» WHAT TO PRODUCE
Count lines, not occurrences: report how many lines in the records hold the string "Speed", and nothing else.

········

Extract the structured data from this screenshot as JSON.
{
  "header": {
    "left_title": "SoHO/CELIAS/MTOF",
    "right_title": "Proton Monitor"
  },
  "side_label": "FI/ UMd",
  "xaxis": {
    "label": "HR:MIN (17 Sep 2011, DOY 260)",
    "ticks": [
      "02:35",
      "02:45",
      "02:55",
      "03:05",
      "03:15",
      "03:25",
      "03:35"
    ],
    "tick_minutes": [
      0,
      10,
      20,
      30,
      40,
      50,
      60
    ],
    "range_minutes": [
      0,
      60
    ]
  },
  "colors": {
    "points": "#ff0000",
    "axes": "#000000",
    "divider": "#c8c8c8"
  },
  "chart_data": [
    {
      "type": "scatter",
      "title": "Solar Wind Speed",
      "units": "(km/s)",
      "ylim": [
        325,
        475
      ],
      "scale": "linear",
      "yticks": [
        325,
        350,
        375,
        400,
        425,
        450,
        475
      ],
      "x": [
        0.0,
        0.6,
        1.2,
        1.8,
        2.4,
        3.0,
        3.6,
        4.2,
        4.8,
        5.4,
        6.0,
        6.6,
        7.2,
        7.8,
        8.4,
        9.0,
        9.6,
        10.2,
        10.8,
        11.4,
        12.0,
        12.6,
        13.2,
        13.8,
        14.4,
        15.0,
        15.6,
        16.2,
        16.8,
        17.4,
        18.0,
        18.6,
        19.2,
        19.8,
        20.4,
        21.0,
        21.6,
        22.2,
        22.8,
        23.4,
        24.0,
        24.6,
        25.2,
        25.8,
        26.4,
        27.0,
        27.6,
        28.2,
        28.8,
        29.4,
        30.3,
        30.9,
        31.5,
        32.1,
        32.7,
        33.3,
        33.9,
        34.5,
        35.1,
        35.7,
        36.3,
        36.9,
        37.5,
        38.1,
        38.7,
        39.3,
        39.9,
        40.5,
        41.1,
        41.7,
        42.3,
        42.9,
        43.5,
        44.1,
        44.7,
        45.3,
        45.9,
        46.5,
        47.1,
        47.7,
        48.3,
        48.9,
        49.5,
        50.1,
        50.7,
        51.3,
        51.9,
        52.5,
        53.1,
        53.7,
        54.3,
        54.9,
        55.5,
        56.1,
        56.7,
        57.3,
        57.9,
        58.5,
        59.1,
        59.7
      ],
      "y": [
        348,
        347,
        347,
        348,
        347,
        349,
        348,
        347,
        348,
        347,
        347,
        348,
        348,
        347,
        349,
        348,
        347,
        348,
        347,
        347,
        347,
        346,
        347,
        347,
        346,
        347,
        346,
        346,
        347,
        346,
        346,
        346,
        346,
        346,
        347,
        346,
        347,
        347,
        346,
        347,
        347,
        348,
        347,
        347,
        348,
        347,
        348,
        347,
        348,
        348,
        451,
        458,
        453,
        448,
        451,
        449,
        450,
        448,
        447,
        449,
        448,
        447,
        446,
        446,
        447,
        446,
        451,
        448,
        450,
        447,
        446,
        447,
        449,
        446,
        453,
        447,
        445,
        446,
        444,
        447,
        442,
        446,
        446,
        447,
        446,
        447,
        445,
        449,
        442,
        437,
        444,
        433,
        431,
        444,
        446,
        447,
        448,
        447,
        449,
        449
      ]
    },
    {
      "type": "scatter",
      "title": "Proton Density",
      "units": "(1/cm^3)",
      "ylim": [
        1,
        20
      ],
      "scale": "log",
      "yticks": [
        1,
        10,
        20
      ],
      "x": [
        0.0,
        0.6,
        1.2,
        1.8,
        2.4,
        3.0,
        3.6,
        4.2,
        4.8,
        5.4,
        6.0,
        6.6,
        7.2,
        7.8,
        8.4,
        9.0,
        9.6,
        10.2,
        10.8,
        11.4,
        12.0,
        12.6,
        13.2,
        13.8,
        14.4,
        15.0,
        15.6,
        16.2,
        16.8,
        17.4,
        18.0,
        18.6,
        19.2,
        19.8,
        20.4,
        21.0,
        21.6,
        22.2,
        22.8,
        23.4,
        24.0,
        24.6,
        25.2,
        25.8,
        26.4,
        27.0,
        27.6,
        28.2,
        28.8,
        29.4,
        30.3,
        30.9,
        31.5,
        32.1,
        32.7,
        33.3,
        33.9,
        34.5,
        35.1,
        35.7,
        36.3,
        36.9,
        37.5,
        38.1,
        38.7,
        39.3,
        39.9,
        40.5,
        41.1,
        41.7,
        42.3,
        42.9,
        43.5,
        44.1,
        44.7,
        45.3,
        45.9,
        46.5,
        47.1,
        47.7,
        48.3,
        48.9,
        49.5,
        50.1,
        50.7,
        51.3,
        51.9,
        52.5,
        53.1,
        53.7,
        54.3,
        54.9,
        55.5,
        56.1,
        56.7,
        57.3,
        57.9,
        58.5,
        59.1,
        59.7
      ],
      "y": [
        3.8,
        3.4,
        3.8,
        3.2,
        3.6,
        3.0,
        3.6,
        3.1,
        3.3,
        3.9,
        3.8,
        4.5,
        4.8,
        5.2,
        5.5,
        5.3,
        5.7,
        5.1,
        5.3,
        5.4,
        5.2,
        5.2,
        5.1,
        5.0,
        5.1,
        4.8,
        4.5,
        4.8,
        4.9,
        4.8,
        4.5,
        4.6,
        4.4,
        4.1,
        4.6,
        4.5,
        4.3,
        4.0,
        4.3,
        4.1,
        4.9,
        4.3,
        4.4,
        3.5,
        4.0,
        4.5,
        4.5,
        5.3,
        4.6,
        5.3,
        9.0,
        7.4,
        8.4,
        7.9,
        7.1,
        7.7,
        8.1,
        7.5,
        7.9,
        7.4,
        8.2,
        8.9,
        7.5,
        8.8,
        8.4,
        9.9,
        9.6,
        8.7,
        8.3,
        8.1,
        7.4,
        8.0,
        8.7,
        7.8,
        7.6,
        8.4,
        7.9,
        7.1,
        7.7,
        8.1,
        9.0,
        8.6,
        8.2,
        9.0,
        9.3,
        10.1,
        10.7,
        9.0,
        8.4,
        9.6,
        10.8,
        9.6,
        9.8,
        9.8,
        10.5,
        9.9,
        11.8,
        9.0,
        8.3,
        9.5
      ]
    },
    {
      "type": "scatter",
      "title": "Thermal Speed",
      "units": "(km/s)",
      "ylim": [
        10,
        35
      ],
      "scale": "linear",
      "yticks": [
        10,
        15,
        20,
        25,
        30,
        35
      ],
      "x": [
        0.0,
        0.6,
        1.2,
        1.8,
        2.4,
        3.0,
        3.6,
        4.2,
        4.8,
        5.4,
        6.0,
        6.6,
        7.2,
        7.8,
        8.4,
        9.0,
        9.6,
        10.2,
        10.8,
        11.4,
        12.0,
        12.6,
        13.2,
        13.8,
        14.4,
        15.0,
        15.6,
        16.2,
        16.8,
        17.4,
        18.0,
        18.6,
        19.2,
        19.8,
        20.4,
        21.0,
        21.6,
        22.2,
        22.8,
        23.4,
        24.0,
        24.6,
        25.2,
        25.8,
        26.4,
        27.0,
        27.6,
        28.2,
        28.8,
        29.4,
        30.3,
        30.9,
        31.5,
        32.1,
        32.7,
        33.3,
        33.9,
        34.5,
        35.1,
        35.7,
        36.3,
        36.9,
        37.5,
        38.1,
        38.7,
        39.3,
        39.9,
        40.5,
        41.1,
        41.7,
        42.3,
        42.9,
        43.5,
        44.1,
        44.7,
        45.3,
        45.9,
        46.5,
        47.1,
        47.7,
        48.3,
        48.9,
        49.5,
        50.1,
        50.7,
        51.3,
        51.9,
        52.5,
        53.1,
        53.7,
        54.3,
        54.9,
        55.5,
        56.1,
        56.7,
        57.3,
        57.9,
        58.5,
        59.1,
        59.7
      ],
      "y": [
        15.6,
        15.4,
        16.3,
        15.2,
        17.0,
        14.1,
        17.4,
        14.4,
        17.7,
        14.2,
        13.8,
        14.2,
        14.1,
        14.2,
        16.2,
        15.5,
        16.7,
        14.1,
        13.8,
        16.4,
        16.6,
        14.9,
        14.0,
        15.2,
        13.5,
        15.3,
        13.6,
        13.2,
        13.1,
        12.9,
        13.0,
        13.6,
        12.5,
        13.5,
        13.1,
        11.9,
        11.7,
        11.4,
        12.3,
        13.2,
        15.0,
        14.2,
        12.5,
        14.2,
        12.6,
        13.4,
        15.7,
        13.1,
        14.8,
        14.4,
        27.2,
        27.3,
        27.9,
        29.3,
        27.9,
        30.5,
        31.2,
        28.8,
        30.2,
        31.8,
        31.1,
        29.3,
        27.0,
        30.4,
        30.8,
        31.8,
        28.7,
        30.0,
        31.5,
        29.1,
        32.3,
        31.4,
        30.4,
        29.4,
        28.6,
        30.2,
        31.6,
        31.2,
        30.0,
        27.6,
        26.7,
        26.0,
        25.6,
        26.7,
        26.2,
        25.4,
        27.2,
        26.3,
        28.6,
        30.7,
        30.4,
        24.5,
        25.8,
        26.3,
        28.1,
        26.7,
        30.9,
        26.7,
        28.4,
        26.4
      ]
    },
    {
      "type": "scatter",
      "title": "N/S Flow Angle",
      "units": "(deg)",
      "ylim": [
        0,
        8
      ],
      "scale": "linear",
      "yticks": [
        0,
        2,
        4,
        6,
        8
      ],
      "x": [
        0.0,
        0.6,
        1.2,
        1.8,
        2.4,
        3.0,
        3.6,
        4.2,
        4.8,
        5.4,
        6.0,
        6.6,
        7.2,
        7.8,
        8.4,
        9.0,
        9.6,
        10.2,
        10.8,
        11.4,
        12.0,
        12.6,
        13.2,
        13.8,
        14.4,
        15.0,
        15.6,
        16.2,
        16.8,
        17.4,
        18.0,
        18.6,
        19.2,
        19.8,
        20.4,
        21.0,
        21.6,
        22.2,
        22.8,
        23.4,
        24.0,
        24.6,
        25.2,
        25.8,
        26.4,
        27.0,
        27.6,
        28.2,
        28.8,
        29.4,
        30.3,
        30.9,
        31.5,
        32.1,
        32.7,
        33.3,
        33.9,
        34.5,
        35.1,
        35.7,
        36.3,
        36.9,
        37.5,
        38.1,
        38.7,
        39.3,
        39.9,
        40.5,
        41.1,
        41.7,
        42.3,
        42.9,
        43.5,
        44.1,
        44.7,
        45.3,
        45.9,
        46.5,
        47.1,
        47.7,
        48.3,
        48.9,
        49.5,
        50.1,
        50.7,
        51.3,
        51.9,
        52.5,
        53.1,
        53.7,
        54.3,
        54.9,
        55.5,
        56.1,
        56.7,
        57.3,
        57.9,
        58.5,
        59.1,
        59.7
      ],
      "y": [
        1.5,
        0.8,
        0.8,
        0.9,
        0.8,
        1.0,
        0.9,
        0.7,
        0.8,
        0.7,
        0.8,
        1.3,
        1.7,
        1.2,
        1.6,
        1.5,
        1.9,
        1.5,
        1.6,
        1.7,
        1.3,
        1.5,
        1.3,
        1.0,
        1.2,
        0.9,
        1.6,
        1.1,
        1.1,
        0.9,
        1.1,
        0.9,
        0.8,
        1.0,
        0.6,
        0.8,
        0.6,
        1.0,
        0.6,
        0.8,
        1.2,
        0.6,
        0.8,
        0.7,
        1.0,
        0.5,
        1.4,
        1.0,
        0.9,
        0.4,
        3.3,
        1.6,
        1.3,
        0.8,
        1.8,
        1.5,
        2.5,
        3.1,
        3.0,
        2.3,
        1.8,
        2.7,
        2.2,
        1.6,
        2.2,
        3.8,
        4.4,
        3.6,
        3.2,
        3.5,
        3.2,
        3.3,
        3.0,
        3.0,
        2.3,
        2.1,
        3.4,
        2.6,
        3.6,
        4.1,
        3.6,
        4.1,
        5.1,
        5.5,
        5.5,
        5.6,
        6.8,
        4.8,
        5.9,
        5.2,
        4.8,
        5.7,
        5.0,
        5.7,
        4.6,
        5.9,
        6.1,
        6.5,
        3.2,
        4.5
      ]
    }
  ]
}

········

» TASK ANSWER
2